▶ [YOUR TASK]: Render the following material again verbatim, leaving nothing out.
[begin RECORDS FOR PROCESSING]
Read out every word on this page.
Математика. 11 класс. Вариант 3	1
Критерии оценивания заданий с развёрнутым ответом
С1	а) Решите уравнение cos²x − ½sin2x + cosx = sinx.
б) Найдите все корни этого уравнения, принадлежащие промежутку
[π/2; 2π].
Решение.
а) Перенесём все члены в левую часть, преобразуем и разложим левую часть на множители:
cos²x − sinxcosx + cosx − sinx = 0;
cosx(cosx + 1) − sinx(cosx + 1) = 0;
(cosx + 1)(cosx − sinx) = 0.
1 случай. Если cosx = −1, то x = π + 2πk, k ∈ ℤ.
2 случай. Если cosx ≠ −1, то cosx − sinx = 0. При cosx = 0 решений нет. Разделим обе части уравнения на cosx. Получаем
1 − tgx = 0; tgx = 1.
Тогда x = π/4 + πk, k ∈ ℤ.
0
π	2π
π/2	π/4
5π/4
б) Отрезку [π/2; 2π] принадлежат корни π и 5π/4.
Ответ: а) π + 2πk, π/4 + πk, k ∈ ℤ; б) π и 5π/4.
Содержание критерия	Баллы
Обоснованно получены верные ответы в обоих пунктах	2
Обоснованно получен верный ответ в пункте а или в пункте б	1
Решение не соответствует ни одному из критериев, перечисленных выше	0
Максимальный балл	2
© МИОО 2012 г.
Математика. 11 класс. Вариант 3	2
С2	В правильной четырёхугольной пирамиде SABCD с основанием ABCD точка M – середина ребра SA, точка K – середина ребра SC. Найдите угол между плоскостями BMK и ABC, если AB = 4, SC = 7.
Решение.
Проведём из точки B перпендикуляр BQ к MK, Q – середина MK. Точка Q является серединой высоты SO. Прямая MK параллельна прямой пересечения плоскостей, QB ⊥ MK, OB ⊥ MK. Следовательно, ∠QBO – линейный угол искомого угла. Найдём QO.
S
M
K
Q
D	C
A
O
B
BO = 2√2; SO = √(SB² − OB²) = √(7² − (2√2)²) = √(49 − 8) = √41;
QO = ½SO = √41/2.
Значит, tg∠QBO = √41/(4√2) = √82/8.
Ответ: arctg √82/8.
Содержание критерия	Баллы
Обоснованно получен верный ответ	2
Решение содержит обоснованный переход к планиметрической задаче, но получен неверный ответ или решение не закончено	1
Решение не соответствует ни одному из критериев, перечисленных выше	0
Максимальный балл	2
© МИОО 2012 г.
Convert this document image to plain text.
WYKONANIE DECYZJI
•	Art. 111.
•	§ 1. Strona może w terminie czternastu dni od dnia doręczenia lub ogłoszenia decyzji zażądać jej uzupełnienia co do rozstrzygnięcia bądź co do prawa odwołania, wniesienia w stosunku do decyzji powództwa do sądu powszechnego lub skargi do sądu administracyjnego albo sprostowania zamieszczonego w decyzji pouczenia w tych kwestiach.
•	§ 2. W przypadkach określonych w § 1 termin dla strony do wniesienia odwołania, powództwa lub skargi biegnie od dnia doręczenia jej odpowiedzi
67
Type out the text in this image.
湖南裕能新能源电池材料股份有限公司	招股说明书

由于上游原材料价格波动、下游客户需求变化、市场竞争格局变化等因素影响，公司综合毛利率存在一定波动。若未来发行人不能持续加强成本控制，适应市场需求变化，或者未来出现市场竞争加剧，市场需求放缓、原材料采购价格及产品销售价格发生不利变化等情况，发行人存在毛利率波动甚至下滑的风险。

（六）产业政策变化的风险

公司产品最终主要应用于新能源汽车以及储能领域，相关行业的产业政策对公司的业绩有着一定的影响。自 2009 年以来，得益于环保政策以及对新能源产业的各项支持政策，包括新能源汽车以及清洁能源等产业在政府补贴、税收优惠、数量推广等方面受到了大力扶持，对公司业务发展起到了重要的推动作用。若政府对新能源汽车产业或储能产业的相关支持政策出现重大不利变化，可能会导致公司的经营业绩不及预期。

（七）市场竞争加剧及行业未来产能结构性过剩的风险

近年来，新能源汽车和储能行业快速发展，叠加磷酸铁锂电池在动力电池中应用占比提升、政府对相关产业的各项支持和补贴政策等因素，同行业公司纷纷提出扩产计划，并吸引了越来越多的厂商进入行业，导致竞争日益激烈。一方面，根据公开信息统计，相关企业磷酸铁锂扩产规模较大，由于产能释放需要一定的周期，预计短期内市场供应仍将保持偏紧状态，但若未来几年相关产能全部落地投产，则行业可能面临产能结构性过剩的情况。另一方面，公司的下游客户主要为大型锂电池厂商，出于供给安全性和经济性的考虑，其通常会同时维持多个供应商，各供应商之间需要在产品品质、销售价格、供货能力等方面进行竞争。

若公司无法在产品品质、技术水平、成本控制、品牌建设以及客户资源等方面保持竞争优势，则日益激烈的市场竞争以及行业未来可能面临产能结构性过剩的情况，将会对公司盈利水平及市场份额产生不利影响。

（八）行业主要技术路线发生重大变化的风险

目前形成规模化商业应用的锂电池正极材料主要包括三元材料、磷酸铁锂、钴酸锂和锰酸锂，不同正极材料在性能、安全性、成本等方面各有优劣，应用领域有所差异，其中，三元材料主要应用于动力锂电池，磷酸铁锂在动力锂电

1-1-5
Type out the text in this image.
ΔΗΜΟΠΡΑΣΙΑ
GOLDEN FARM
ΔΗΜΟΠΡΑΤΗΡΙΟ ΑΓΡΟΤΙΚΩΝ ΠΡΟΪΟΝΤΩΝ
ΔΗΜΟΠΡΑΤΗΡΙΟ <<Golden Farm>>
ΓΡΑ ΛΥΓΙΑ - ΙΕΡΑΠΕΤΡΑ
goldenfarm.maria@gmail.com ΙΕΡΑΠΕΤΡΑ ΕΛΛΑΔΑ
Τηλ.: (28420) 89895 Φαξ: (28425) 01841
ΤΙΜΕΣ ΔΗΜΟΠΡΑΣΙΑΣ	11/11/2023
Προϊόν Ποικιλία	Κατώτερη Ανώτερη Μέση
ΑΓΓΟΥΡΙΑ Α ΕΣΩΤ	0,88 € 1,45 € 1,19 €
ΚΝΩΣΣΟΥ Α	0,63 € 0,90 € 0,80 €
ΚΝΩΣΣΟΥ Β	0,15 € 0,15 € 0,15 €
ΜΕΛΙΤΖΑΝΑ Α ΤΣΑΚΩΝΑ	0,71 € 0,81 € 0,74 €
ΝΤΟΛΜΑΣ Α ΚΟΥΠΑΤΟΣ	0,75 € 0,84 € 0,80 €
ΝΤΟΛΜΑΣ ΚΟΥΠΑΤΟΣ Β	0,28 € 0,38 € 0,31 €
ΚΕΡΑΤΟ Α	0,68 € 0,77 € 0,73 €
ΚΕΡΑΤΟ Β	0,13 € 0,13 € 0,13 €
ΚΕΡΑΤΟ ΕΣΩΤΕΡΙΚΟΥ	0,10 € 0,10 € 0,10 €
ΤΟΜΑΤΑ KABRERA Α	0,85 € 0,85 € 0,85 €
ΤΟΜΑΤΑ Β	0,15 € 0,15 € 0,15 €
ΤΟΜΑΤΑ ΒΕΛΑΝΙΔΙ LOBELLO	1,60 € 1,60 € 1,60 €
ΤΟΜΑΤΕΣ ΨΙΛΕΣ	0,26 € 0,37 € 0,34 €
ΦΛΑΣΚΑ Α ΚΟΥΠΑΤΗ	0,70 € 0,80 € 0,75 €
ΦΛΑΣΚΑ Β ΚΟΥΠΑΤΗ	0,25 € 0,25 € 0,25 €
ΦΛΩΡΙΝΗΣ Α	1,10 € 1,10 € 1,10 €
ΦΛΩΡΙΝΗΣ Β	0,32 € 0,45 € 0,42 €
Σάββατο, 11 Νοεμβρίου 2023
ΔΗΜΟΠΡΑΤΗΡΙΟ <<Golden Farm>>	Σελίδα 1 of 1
[end RECORDS FOR PROCESSING]
▶ [ANSWER FOR THIS EXERCISE]:
Read out every word on this page.
Математика. 11 класс. Вариант 3	1
Критерии оценивания заданий с развёрнутым ответом
С1	а) Решите уравнение cos²x − ½sin2x + cosx = sinx.
б) Найдите все корни этого уравнения, принадлежащие промежутку
[π/2; 2π].
Решение.
а) Перенесём все члены в левую часть, преобразуем и разложим левую часть на множители:
cos²x − sinxcosx + cosx − sinx = 0;
cosx(cosx + 1) − sinx(cosx + 1) = 0;
(cosx + 1)(cosx − sinx) = 0.
1 случай. Если cosx = −1, то x = π + 2πk, k ∈ ℤ.
2 случай. Если cosx ≠ −1, то cosx − sinx = 0. При cosx = 0 решений нет. Разделим обе части уравнения на cosx. Получаем
1 − tgx = 0; tgx = 1.
Тогда x = π/4 + πk, k ∈ ℤ.
0
π	2π
π/2	π/4
5π/4
б) Отрезку [π/2; 2π] принадлежат корни π и 5π/4.
Ответ: а) π + 2πk, π/4 + πk, k ∈ ℤ; б) π и 5π/4.
Содержание критерия	Баллы
Обоснованно получены верные ответы в обоих пунктах	2
Обоснованно получен верный ответ в пункте а или в пункте б	1
Решение не соответствует ни одному из критериев, перечисленных выше	0
Максимальный балл	2
© МИОО 2012 г.
Математика. 11 класс. Вариант 3	2
С2	В правильной четырёхугольной пирамиде SABCD с основанием ABCD точка M – середина ребра SA, точка K – середина ребра SC. Найдите угол между плоскостями BMK и ABC, если AB = 4, SC = 7.
Решение.
Проведём из точки B перпендикуляр BQ к MK, Q – середина MK. Точка Q является серединой высоты SO. Прямая MK параллельна прямой пересечения плоскостей, QB ⊥ MK, OB ⊥ MK. Следовательно, ∠QBO – линейный угол искомого угла. Найдём QO.
S
M
K
Q
D	C
A
O
B
BO = 2√2; SO = √(SB² − OB²) = √(7² − (2√2)²) = √(49 − 8) = √41;
QO = ½SO = √41/2.
Значит, tg∠QBO = √41/(4√2) = √82/8.
Ответ: arctg √82/8.
Содержание критерия	Баллы
Обоснованно получен верный ответ	2
Решение содержит обоснованный переход к планиметрической задаче, но получен неверный ответ или решение не закончено	1
Решение не соответствует ни одному из критериев, перечисленных выше	0
Максимальный балл	2
© МИОО 2012 г.
Convert this document image to plain text.
WYKONANIE DECYZJI
•	Art. 111.
•	§ 1. Strona może w terminie czternastu dni od dnia doręczenia lub ogłoszenia decyzji zażądać jej uzupełnienia co do rozstrzygnięcia bądź co do prawa odwołania, wniesienia w stosunku do decyzji powództwa do sądu powszechnego lub skargi do sądu administracyjnego albo sprostowania zamieszczonego w decyzji pouczenia w tych kwestiach.
•	§ 2. W przypadkach określonych w § 1 termin dla strony do wniesienia odwołania, powództwa lub skargi biegnie od dnia doręczenia jej odpowiedzi
67
Type out the text in this image.
湖南裕能新能源电池材料股份有限公司	招股说明书

由于上游原材料价格波动、下游客户需求变化、市场竞争格局变化等因素影响，公司综合毛利率存在一定波动。若未来发行人不能持续加强成本控制，适应市场需求变化，或者未来出现市场竞争加剧，市场需求放缓、原材料采购价格及产品销售价格发生不利变化等情况，发行人存在毛利率波动甚至下滑的风险。

（六）产业政策变化的风险

公司产品最终主要应用于新能源汽车以及储能领域，相关行业的产业政策对公司的业绩有着一定的影响。自 2009 年以来，得益于环保政策以及对新能源产业的各项支持政策，包括新能源汽车以及清洁能源等产业在政府补贴、税收优惠、数量推广等方面受到了大力扶持，对公司业务发展起到了重要的推动作用。若政府对新能源汽车产业或储能产业的相关支持政策出现重大不利变化，可能会导致公司的经营业绩不及预期。

（七）市场竞争加剧及行业未来产能结构性过剩的风险

近年来，新能源汽车和储能行业快速发展，叠加磷酸铁锂电池在动力电池中应用占比提升、政府对相关产业的各项支持和补贴政策等因素，同行业公司纷纷提出扩产计划，并吸引了越来越多的厂商进入行业，导致竞争日益激烈。一方面，根据公开信息统计，相关企业磷酸铁锂扩产规模较大，由于产能释放需要一定的周期，预计短期内市场供应仍将保持偏紧状态，但若未来几年相关产能全部落地投产，则行业可能面临产能结构性过剩的情况。另一方面，公司的下游客户主要为大型锂电池厂商，出于供给安全性和经济性的考虑，其通常会同时维持多个供应商，各供应商之间需要在产品品质、销售价格、供货能力等方面进行竞争。

若公司无法在产品品质、技术水平、成本控制、品牌建设以及客户资源等方面保持竞争优势，则日益激烈的市场竞争以及行业未来可能面临产能结构性过剩的情况，将会对公司盈利水平及市场份额产生不利影响。

（八）行业主要技术路线发生重大变化的风险

目前形成规模化商业应用的锂电池正极材料主要包括三元材料、磷酸铁锂、钴酸锂和锰酸锂，不同正极材料在性能、安全性、成本等方面各有优劣，应用领域有所差异，其中，三元材料主要应用于动力锂电池，磷酸铁锂在动力锂电

1-1-5
Type out the text in this image.
ΔΗΜΟΠΡΑΣΙΑ
GOLDEN FARM
ΔΗΜΟΠΡΑΤΗΡΙΟ ΑΓΡΟΤΙΚΩΝ ΠΡΟΪΟΝΤΩΝ
ΔΗΜΟΠΡΑΤΗΡΙΟ <<Golden Farm>>
ΓΡΑ ΛΥΓΙΑ - ΙΕΡΑΠΕΤΡΑ
goldenfarm.maria@gmail.com ΙΕΡΑΠΕΤΡΑ ΕΛΛΑΔΑ
Τηλ.: (28420) 89895 Φαξ: (28425) 01841
ΤΙΜΕΣ ΔΗΜΟΠΡΑΣΙΑΣ	11/11/2023
Προϊόν Ποικιλία	Κατώτερη Ανώτερη Μέση
ΑΓΓΟΥΡΙΑ Α ΕΣΩΤ	0,88 € 1,45 € 1,19 €
ΚΝΩΣΣΟΥ Α	0,63 € 0,90 € 0,80 €
ΚΝΩΣΣΟΥ Β	0,15 € 0,15 € 0,15 €
ΜΕΛΙΤΖΑΝΑ Α ΤΣΑΚΩΝΑ	0,71 € 0,81 € 0,74 €
ΝΤΟΛΜΑΣ Α ΚΟΥΠΑΤΟΣ	0,75 € 0,84 € 0,80 €
ΝΤΟΛΜΑΣ ΚΟΥΠΑΤΟΣ Β	0,28 € 0,38 € 0,31 €
ΚΕΡΑΤΟ Α	0,68 € 0,77 € 0,73 €
ΚΕΡΑΤΟ Β	0,13 € 0,13 € 0,13 €
ΚΕΡΑΤΟ ΕΣΩΤΕΡΙΚΟΥ	0,10 € 0,10 € 0,10 €
ΤΟΜΑΤΑ KABRERA Α	0,85 € 0,85 € 0,85 €
ΤΟΜΑΤΑ Β	0,15 € 0,15 € 0,15 €
ΤΟΜΑΤΑ ΒΕΛΑΝΙΔΙ LOBELLO	1,60 € 1,60 € 1,60 €
ΤΟΜΑΤΕΣ ΨΙΛΕΣ	0,26 € 0,37 € 0,34 €
ΦΛΑΣΚΑ Α ΚΟΥΠΑΤΗ	0,70 € 0,80 € 0,75 €
ΦΛΑΣΚΑ Β ΚΟΥΠΑΤΗ	0,25 € 0,25 € 0,25 €
ΦΛΩΡΙΝΗΣ Α	1,10 € 1,10 € 1,10 €
ΦΛΩΡΙΝΗΣ Β	0,32 € 0,45 € 0,42 €
Σάββατο, 11 Νοεμβρίου 2023
ΔΗΜΟΠΡΑΤΗΡΙΟ <<Golden Farm>>	Σελίδα 1 of 1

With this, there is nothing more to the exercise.